* [TO DO]:
Go through the data below. Pull out every line that has the word "следующего".

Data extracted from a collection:

__________________________________________________

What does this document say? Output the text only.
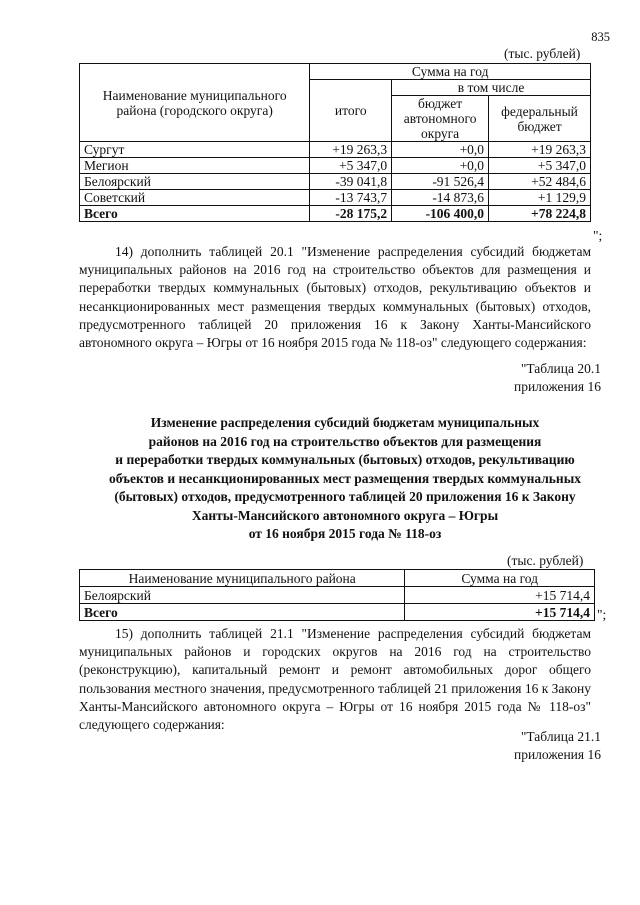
835
(тыс. рублей)
Наименование муниципального района (городского округа)	Сумма на год		
	итого	в том числе	
		бюджет автономного округа	федеральный бюджет
Сургут	+19 263,3	+0,0	+19 263,3
Мегион	+5 347,0	+0,0	+5 347,0
Белоярский	-39 041,8	-91 526,4	+52 484,6
Советский	-13 743,7	-14 873,6	+1 129,9
Всего	-28 175,2	-106 400,0	+78 224,8
";

14) дополнить таблицей 20.1 "Изменение распределения субсидий бюджетам муниципальных районов на 2016 год на строительство объектов для размещения и переработки твердых коммунальных (бытовых) отходов, рекультивацию объектов и несанкционированных мест размещения твердых коммунальных (бытовых) отходов, предусмотренного таблицей 20 приложения 16 к Закону Ханты-Мансийского автономного округа – Югры от 16 ноября 2015 года № 118-оз" следующего содержания:

"Таблица 20.1
приложения 16
Изменение распределения субсидий бюджетам муниципальных
районов на 2016 год на строительство объектов для размещения
и переработки твердых коммунальных (бытовых) отходов, рекультивацию
объектов и несанкционированных мест размещения твердых коммунальных
(бытовых) отходов, предусмотренного таблицей 20 приложения 16 к Закону
Ханты-Мансийского автономного округа – Югры
от 16 ноября 2015 года № 118-оз
(тыс. рублей)
Наименование муниципального района	Сумма на год
Белоярский	+15 714,4
Всего	+15 714,4 ";

15) дополнить таблицей 21.1 "Изменение распределения субсидий бюджетам муниципальных районов и городских округов на 2016 год на строительство (реконструкцию), капитальный ремонт и ремонт автомобильных дорог общего пользования местного значения, предусмотренного таблицей 21 приложения 16 к Закону Ханты-Мансийского автономного округа – Югры от 16 ноября 2015 года № 118-оз" следующего содержания:

"Таблица 21.1
приложения 16
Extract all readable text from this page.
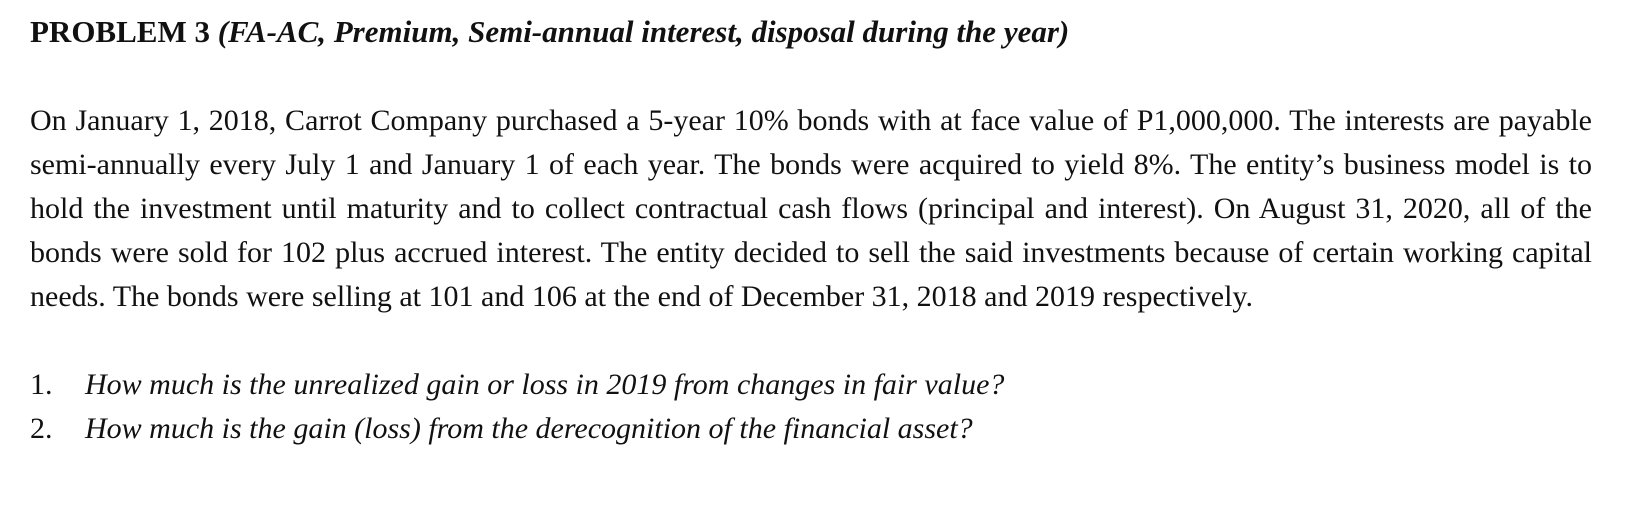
PROBLEM 3 (FA-AC, Premium, Semi-annual interest, disposal during the year)

On January 1, 2018, Carrot Company purchased a 5-year 10% bonds with at face value of P1,000,000. The interests are payable semi-annually every July 1 and January 1 of each year. The bonds were acquired to yield 8%. The entity’s business model is to hold the investment until maturity and to collect contractual cash flows (principal and interest). On August 31, 2020, all of the bonds were sold for 102 plus accrued interest. The entity decided to sell the said investments because of certain working capital needs. The bonds were selling at 101 and 106 at the end of December 31, 2018 and 2019 respectively.

1.	How much is the unrealized gain or loss in 2019 from changes in fair value?
2.	How much is the gain (loss) from the derecognition of the financial asset?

__________________________________________________

* [EXERCISE RESULT]:
14) дополнить таблицей 20.1 "Изменение распределения субсидий бюджетам муниципальных районов на 2016 год на строительство объектов для размещения и переработки твердых коммунальных (бытовых) отходов, рекультивацию объектов и несанкционированных мест размещения твердых коммунальных (бытовых) отходов, предусмотренного таблицей 20 приложения 16 к Закону Ханты-Мансийского автономного округа – Югры от 16 ноября 2015 года № 118-оз" следующего содержания:
15) дополнить таблицей 21.1 "Изменение распределения субсидий бюджетам муниципальных районов и городских округов на 2016 год на строительство (реконструкцию), капитальный ремонт и ремонт автомобильных дорог общего пользования местного значения, предусмотренного таблицей 21 приложения 16 к Закону Ханты-Мансийского автономного округа – Югры от 16 ноября 2015 года № 118-оз" следующего содержания:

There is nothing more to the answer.